Rewrite the lines from the one with "stat-posts[interactable]: 16 則帖子" up to and including the one with "more-spacer xyxy=(798,641,808,682)", changing "plus-icon" to "add-icon" and leaving everything else the same.

___ Source material

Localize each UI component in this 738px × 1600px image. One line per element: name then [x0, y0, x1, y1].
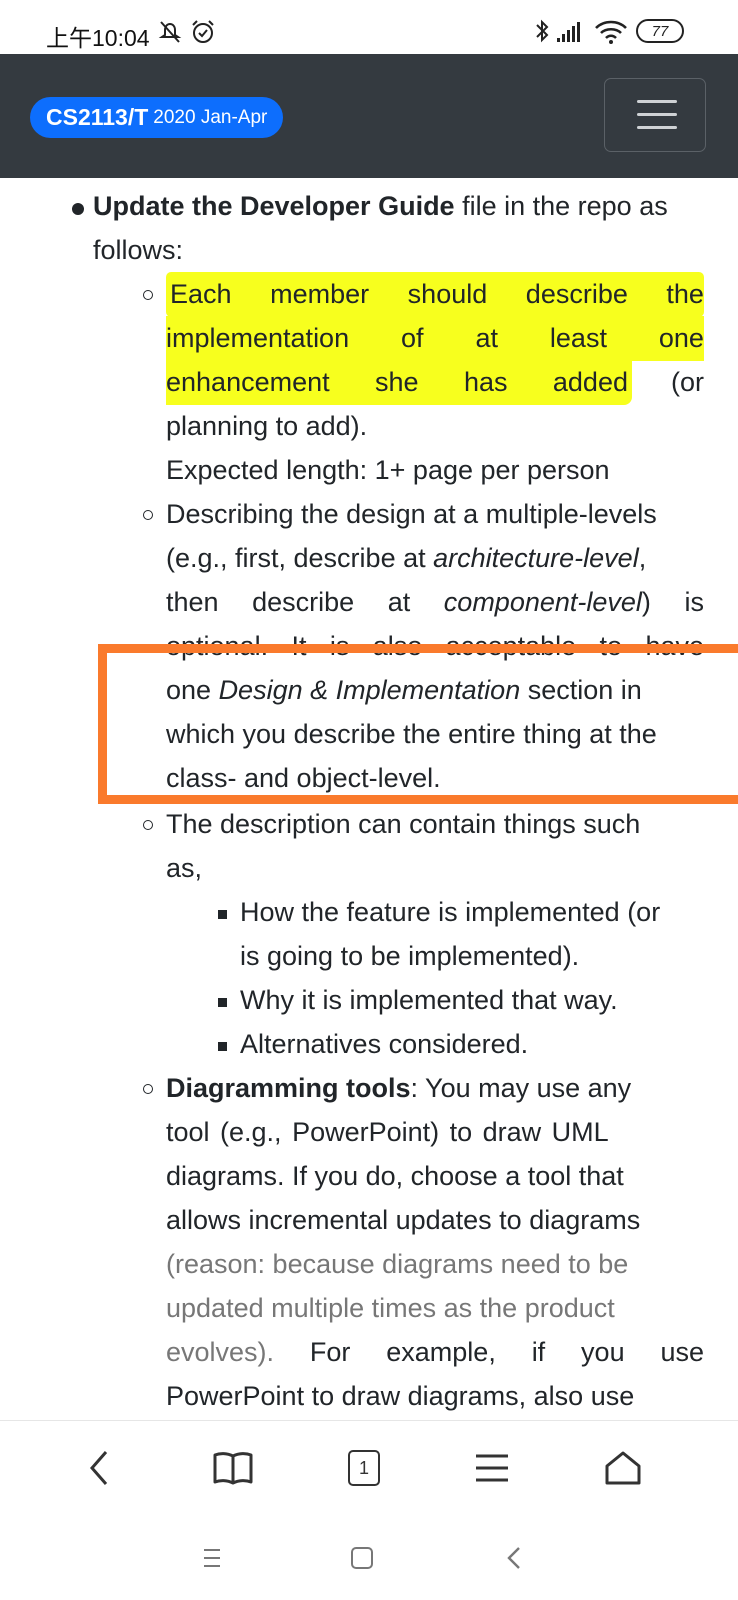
text-line: updated multiple times as the product: [166, 1293, 615, 1323]
text-line: is going to be implemented).: [240, 941, 580, 971]
text-line: class- and object-level.: [166, 763, 441, 793]
tabs-button[interactable]: 1: [331, 1435, 397, 1501]
brand-term: 2020 Jan-Apr: [153, 106, 268, 128]
system-back-button[interactable]: [492, 1536, 536, 1580]
text-line: Describing the design at a multiple-leve…: [166, 499, 657, 529]
text-line: planning to add).: [166, 411, 368, 441]
site-brand-button[interactable]: CS2113/T 2020 Jan-Apr: [30, 97, 284, 138]
text-line: PowerPoint to draw diagrams, also use: [166, 1381, 635, 1411]
browser-bottom-bar: 1: [0, 1420, 738, 1515]
home-icon: [605, 1451, 641, 1485]
back-button[interactable]: [66, 1435, 132, 1501]
bookmarks-button[interactable]: [200, 1435, 266, 1501]
bookmarks-icon: [213, 1452, 253, 1485]
bullet-square: [218, 1042, 227, 1051]
system-navigation-bar: [0, 1514, 738, 1600]
home-button[interactable]: [590, 1435, 656, 1501]
battery-level: 77: [651, 22, 669, 40]
text-line: diagrams. If you do, choose a tool that: [166, 1161, 624, 1191]
text-line: follows:: [93, 235, 184, 265]
italic-text: architecture-level: [433, 543, 639, 573]
bullet-circle: [143, 290, 153, 300]
text-line: as,: [166, 853, 203, 883]
recents-button[interactable]: [190, 1536, 234, 1580]
back-icon: [90, 1451, 108, 1485]
tabs-icon: 1: [348, 1450, 380, 1486]
bold-text: Update the Developer Guide: [93, 191, 455, 221]
bullet-disc: [72, 203, 84, 215]
status-bar: 上午10:04 77: [0, 0, 738, 54]
alarm-off-icon: [158, 21, 182, 43]
text-line: The description can contain things such: [166, 809, 641, 839]
text-line: How the feature is implemented (or: [240, 897, 661, 927]
wifi-icon: [595, 20, 627, 44]
text-line: then describe at component-level) is: [166, 587, 704, 617]
menu-icon: [476, 1454, 508, 1482]
text-line: tool (e.g., PowerPoint) to draw UML: [166, 1117, 609, 1147]
text-line: one Design & Implementation section in: [166, 675, 642, 705]
signal-icon: [557, 22, 580, 42]
site-navbar: CS2113/T 2020 Jan-Apr: [0, 54, 738, 178]
text-line: evolves). For example, if you use: [166, 1337, 704, 1367]
bullet-circle: [143, 820, 153, 830]
text-line: enhancement she has added (or: [166, 360, 704, 405]
tab-count: 1: [358, 1457, 369, 1478]
text-line: Why it is implemented that way.: [240, 985, 618, 1015]
text-line: Diagramming tools: You may use any: [166, 1073, 632, 1103]
highlighted-line: implementation of at least one: [166, 316, 704, 361]
bullet-square: [218, 910, 227, 919]
status-time: 上午10:04: [46, 25, 150, 51]
home-button-icon: [351, 1547, 373, 1569]
text-line: (reason: because diagrams need to be: [166, 1249, 629, 1279]
back-nav-icon: [507, 1547, 520, 1569]
italic-text: component-level: [443, 587, 642, 617]
brand-course-code: CS2113/T: [46, 104, 149, 130]
hamburger-menu-button[interactable]: [604, 78, 706, 152]
recents-icon: [204, 1549, 220, 1567]
text-line: (e.g., first, describe at architecture-l…: [166, 543, 647, 573]
text-line: Expected length: 1+ page per person: [166, 455, 610, 485]
bullet-circle: [143, 1084, 153, 1094]
bullet-square: [218, 998, 227, 1007]
text-line: optional. It is also acceptable to have: [166, 631, 704, 661]
alarm-icon: [192, 20, 214, 43]
italic-text: Design & Implementation: [218, 675, 521, 705]
menu-button[interactable]: [459, 1435, 525, 1501]
text-line: Alternatives considered.: [240, 1029, 529, 1059]
text-line: which you describe the entire thing at t…: [166, 719, 657, 749]
text-line: allows incremental updates to diagrams: [166, 1205, 641, 1235]
page-content: Update the Developer Guide file in the r…: [0, 178, 738, 1420]
bluetooth-icon: [536, 19, 549, 43]
list-item: Update the Developer Guide file in the r…: [93, 191, 668, 221]
battery-icon: 77: [636, 19, 684, 43]
bold-text: Diagramming tools: [166, 1073, 411, 1103]
system-home-button[interactable]: [340, 1536, 384, 1580]
highlighted-line: Each member should describe the: [166, 272, 704, 317]
bullet-circle: [143, 510, 153, 520]
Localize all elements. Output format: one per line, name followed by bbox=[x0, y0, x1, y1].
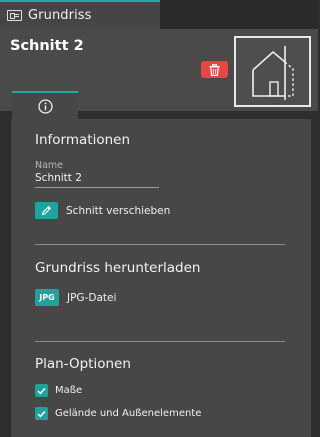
check-icon bbox=[37, 387, 46, 394]
section-thumbnail[interactable] bbox=[234, 36, 311, 107]
download-jpg-button[interactable]: JPG JPG-Datei bbox=[35, 289, 116, 306]
option-label: Maße bbox=[55, 385, 83, 396]
divider bbox=[35, 341, 285, 342]
name-label: Name bbox=[35, 160, 64, 171]
jpg-label: JPG-Datei bbox=[67, 291, 117, 304]
checkbox-gelaende[interactable] bbox=[35, 407, 48, 420]
section-title-plan-options: Plan-Optionen bbox=[35, 356, 131, 372]
option-gelaende[interactable]: Gelände und Außenelemente bbox=[35, 407, 201, 420]
move-button-icon-wrap bbox=[35, 202, 58, 219]
move-section-button[interactable]: Schnitt verschieben bbox=[35, 202, 170, 219]
trash-icon bbox=[209, 63, 220, 76]
divider bbox=[35, 244, 285, 245]
tab-info[interactable] bbox=[12, 91, 78, 119]
option-masse[interactable]: Maße bbox=[35, 384, 82, 397]
option-label: Gelände und Außenelemente bbox=[55, 408, 202, 419]
move-button-label: Schnitt verschieben bbox=[66, 204, 171, 217]
checkbox-masse[interactable] bbox=[35, 384, 48, 397]
section-title-download: Grundriss herunterladen bbox=[35, 260, 201, 276]
section-title-informationen: Informationen bbox=[35, 132, 131, 148]
house-section-icon bbox=[251, 45, 294, 100]
properties-panel: Informationen Name Schnitt 2 Schnitt ver… bbox=[11, 119, 311, 437]
top-tab-bar: Grundriss bbox=[0, 0, 318, 29]
check-icon bbox=[37, 410, 46, 417]
info-icon bbox=[37, 98, 53, 114]
floorplan-icon bbox=[7, 10, 22, 21]
name-field[interactable]: Schnitt 2 bbox=[35, 172, 159, 188]
tab-grundriss[interactable]: Grundriss bbox=[0, 0, 160, 29]
tab-label: Grundriss bbox=[28, 8, 92, 23]
pencil-icon bbox=[41, 205, 52, 216]
jpg-badge: JPG bbox=[35, 289, 59, 306]
page-title: Schnitt 2 bbox=[10, 38, 84, 54]
delete-button[interactable] bbox=[201, 61, 228, 78]
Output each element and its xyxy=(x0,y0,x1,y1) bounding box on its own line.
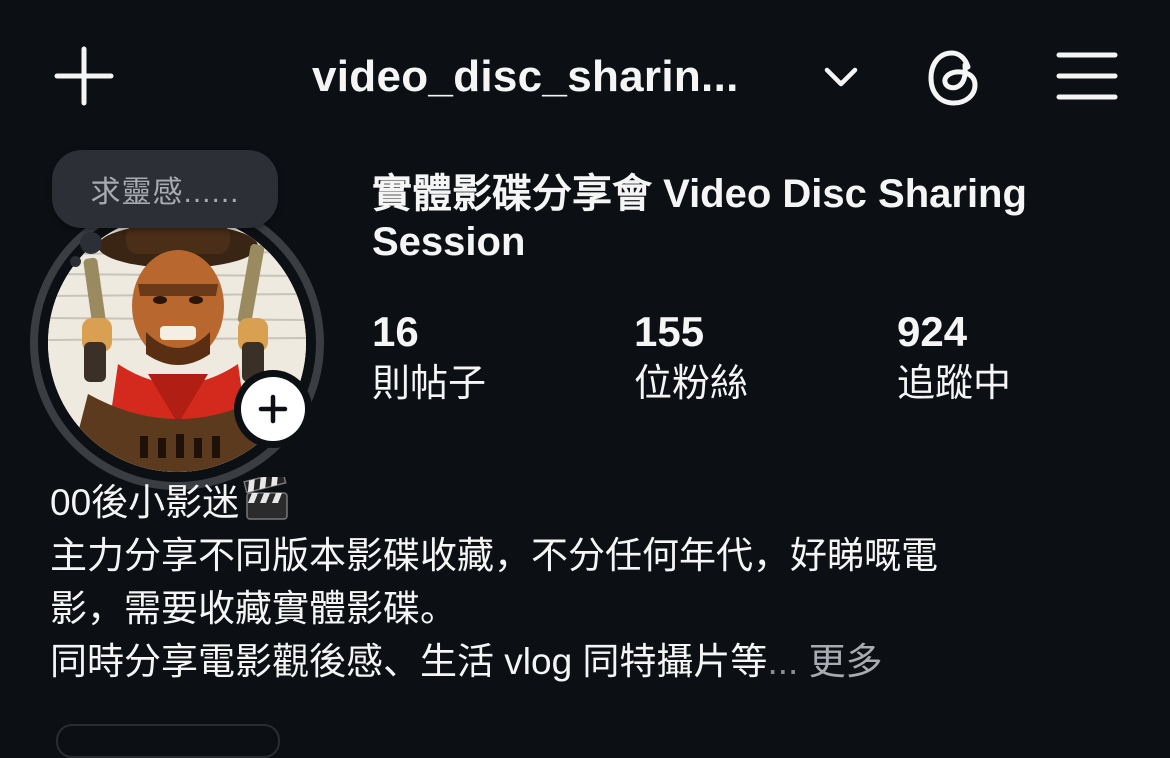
stat-posts[interactable]: 16 則帖子 xyxy=(372,306,486,410)
following-count: 924 xyxy=(897,308,968,355)
plus-icon xyxy=(241,377,305,441)
add-story-button[interactable] xyxy=(234,370,312,448)
posts-count: 16 xyxy=(372,308,419,355)
followers-count: 155 xyxy=(634,308,705,355)
note-tail-small xyxy=(70,256,81,267)
bio-line-4: 同時分享電影觀後感、生活 vlog 同特攝片等... 更多 xyxy=(50,635,1130,688)
more-link[interactable]: 更多 xyxy=(809,641,883,682)
threads-icon[interactable] xyxy=(918,42,990,114)
more-spacer xyxy=(798,641,808,682)
hamburger-menu-icon[interactable] xyxy=(1052,46,1122,106)
followers-label: 位粉絲 xyxy=(634,363,749,405)
clapper-board-icon xyxy=(243,477,288,520)
bio-line-3: 影，需要收藏實體影碟。 xyxy=(50,588,457,629)
display-name: 實體影碟分享會 Video Disc Sharing Session xyxy=(372,172,1027,264)
next-row-edge xyxy=(56,724,280,758)
note-tail xyxy=(80,232,102,254)
bio-line-4-text: 同時分享電影觀後感、生活 vlog 同特攝片等 xyxy=(50,641,768,682)
profile-note[interactable]: 求靈感...... xyxy=(52,150,278,228)
stat-following[interactable]: 924 追蹤中 xyxy=(897,306,1011,410)
stat-followers[interactable]: 155 位粉絲 xyxy=(634,306,748,410)
username-switcher[interactable]: video_disc_sharin... xyxy=(312,44,739,110)
chevron-down-icon[interactable] xyxy=(822,60,860,92)
bio-line-1-text: 00後小影迷 xyxy=(50,482,240,523)
plus-icon[interactable] xyxy=(50,42,118,110)
bio: 00後小影迷 主力分享不同版本影碟收藏，不分任何年代，好睇嘅電 影，需要收藏實體… xyxy=(50,476,1130,688)
bio-line-2: 主力分享不同版本影碟收藏，不分任何年代，好睇嘅電 xyxy=(50,535,938,576)
following-label: 追蹤中 xyxy=(897,363,1012,405)
username: video_disc_sharin... xyxy=(312,52,739,101)
top-bar: video_disc_sharin... xyxy=(0,0,1170,150)
note-text: 求靈感...... xyxy=(90,176,240,209)
bio-ellipsis: ... xyxy=(767,641,799,682)
posts-label: 則帖子 xyxy=(372,363,487,405)
bio-line-1: 00後小影迷 xyxy=(50,476,1130,529)
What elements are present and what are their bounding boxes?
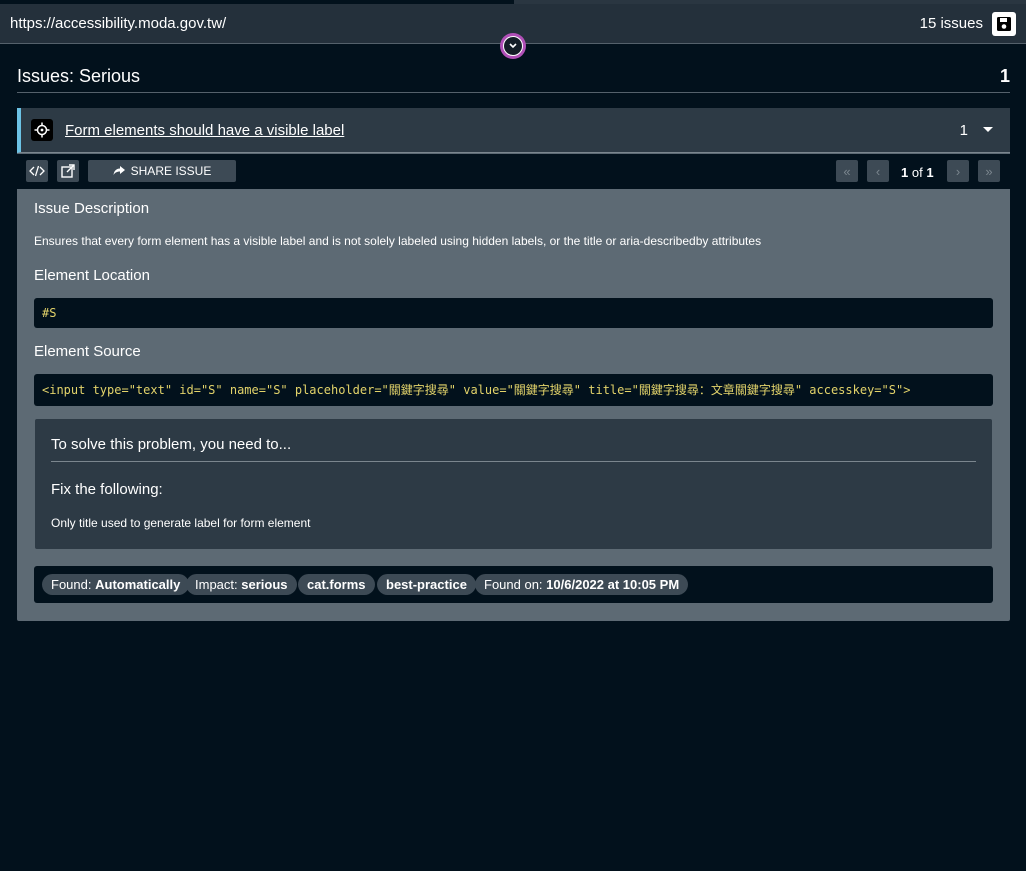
- save-icon: [997, 17, 1011, 31]
- tags-bar: Found: Automatically Impact: serious cat…: [34, 566, 993, 603]
- next-page-button[interactable]: ›: [947, 160, 969, 182]
- double-chevron-right-icon: »: [985, 163, 993, 179]
- issue-panel: Form elements should have a visible labe…: [17, 108, 1010, 621]
- view-code-button[interactable]: [26, 160, 48, 182]
- found-on-label: Found on:: [484, 577, 543, 592]
- crosshair-icon: [34, 122, 50, 138]
- chevron-down-icon: [509, 43, 517, 49]
- chevron-right-icon: ›: [955, 163, 961, 179]
- best-practice-value: best-practice: [386, 577, 467, 592]
- chevron-left-icon: ‹: [875, 163, 881, 179]
- external-link-icon: [61, 164, 75, 178]
- found-tag: Found: Automatically: [42, 574, 190, 595]
- section-header: Issues: Serious 1: [17, 66, 1010, 93]
- share-issue-button[interactable]: SHARE ISSUE: [88, 160, 236, 182]
- issue-header[interactable]: Form elements should have a visible labe…: [17, 108, 1010, 153]
- pager-text: 1 of 1: [901, 165, 934, 180]
- description-text: Ensures that every form element has a vi…: [34, 234, 762, 248]
- issue-count: 1: [959, 122, 968, 139]
- prev-page-button[interactable]: ‹: [867, 160, 889, 182]
- fix-heading: Fix the following:: [51, 481, 163, 498]
- description-heading: Issue Description: [34, 200, 150, 217]
- best-practice-tag: best-practice: [377, 574, 476, 595]
- issues-count: 15 issues: [919, 15, 983, 32]
- section-count: 1: [999, 66, 1010, 86]
- page-url: https://accessibility.moda.gov.tw/: [10, 15, 227, 32]
- solution-box: To solve this problem, you need to... Fi…: [35, 419, 992, 549]
- category-value: cat.forms: [307, 577, 366, 592]
- pager-total: 1: [926, 165, 934, 180]
- share-icon: [113, 166, 125, 175]
- divider: [51, 461, 976, 462]
- found-value: Automatically: [95, 577, 181, 592]
- caret-down-icon[interactable]: [983, 127, 993, 132]
- impact-tag: Impact: serious: [186, 574, 297, 595]
- location-heading: Element Location: [34, 267, 150, 284]
- element-source-code: <input type="text" id="S" name="S" place…: [34, 374, 993, 406]
- found-on-tag: Found on: 10/6/2022 at 10:05 PM: [475, 574, 689, 595]
- open-external-button[interactable]: [57, 160, 79, 182]
- save-button[interactable]: [992, 12, 1016, 36]
- share-issue-label: SHARE ISSUE: [130, 164, 212, 178]
- highlight-element-button[interactable]: [31, 119, 53, 141]
- pager-of: of: [911, 165, 923, 180]
- solve-heading: To solve this problem, you need to...: [51, 436, 292, 453]
- found-label: Found:: [51, 577, 92, 592]
- last-page-button[interactable]: »: [978, 160, 1000, 182]
- section-title: Issues: Serious: [17, 66, 141, 86]
- source-heading: Element Source: [34, 343, 141, 360]
- category-tag: cat.forms: [298, 574, 375, 595]
- first-page-button[interactable]: «: [836, 160, 858, 182]
- pager-current: 1: [901, 165, 909, 180]
- collapse-toggle-button[interactable]: [500, 33, 526, 59]
- element-location-code: #S: [34, 298, 993, 328]
- double-chevron-left-icon: «: [843, 163, 851, 179]
- fix-item: Only title used to generate label for fo…: [51, 516, 311, 530]
- impact-label: Impact:: [195, 577, 238, 592]
- code-icon: [29, 165, 45, 177]
- issue-toolbar: SHARE ISSUE « ‹ 1 of 1 › »: [17, 154, 1010, 189]
- found-on-value: 10/6/2022 at 10:05 PM: [546, 577, 680, 592]
- issue-title-link[interactable]: Form elements should have a visible labe…: [65, 122, 344, 139]
- impact-value: serious: [241, 577, 288, 592]
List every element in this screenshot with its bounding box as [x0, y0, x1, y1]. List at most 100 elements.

______

• [Written answer]
stat-posts[interactable]: 16 則帖子 xyxy=(372,306,486,410)
following-count: 924 xyxy=(897,308,968,355)
add-icon xyxy=(241,377,305,441)
add-story-button[interactable] xyxy=(234,370,312,448)
posts-count: 16 xyxy=(372,308,419,355)
followers-count: 155 xyxy=(634,308,705,355)
note-tail-small xyxy=(70,256,81,267)
bio-line-4: 同時分享電影觀後感、生活 vlog 同特攝片等... 更多 xyxy=(50,635,1130,688)
more-link[interactable]: 更多 xyxy=(809,641,883,682)
threads-icon[interactable] xyxy=(918,42,990,114)
more-spacer xyxy=(798,641,808,682)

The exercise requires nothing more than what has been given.